= Work to be completed =
Collect every line below that contains the word "application".
***** Supplied data *****
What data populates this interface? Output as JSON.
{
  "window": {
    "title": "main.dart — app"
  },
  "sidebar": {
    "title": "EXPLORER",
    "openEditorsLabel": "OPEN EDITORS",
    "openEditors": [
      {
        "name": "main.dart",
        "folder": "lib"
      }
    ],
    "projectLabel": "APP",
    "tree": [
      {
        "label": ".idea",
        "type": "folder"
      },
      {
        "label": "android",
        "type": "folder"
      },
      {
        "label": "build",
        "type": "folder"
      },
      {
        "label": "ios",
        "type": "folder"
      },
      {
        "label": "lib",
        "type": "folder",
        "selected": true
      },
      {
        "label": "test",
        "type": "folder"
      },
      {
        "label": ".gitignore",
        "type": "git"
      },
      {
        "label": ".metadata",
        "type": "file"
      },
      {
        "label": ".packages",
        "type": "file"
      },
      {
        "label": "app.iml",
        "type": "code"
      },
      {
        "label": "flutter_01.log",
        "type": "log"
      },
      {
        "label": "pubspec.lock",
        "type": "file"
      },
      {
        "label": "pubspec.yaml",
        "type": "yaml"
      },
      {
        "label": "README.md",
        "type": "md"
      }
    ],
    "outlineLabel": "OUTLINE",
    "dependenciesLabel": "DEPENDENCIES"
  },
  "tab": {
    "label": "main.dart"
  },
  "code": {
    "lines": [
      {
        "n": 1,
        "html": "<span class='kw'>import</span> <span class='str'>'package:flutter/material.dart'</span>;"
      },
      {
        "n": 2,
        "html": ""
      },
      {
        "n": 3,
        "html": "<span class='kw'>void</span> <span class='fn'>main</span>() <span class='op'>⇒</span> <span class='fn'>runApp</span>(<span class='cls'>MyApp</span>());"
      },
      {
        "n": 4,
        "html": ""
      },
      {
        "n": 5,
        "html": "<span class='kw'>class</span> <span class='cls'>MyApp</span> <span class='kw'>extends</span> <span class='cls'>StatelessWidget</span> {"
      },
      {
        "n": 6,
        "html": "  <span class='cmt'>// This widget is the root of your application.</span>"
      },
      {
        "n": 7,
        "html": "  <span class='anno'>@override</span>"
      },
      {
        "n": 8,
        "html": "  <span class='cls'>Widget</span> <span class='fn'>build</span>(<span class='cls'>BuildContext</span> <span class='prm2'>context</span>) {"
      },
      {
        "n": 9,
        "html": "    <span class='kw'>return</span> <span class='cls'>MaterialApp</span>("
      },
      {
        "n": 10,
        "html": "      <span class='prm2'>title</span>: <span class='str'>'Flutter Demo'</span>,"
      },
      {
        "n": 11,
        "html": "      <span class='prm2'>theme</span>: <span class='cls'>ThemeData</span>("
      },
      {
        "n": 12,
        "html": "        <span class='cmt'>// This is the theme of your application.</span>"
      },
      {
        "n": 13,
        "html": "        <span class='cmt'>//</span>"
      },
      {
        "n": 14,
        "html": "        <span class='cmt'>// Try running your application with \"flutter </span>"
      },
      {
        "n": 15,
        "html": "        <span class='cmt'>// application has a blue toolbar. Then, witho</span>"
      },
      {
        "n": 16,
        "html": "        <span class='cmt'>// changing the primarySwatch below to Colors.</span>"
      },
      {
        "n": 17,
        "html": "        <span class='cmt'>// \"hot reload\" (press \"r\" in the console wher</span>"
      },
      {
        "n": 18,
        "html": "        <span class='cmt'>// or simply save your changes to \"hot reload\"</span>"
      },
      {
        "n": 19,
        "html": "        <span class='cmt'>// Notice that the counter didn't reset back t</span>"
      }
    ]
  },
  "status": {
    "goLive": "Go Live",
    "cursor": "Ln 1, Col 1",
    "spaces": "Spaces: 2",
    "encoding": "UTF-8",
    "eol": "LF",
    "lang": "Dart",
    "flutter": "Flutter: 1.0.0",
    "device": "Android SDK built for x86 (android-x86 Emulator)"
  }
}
*****
= The completed task =
        "html": "  <span class='cmt'>// This widget is the root of your application.</span>"
        "html": "        <span class='cmt'>// This is the theme of your application.</span>"
        "html": "        <span class='cmt'>// Try running your application with \"flutter </span>"
        "html": "        <span class='cmt'>// application has a blue toolbar. Then, witho</span>"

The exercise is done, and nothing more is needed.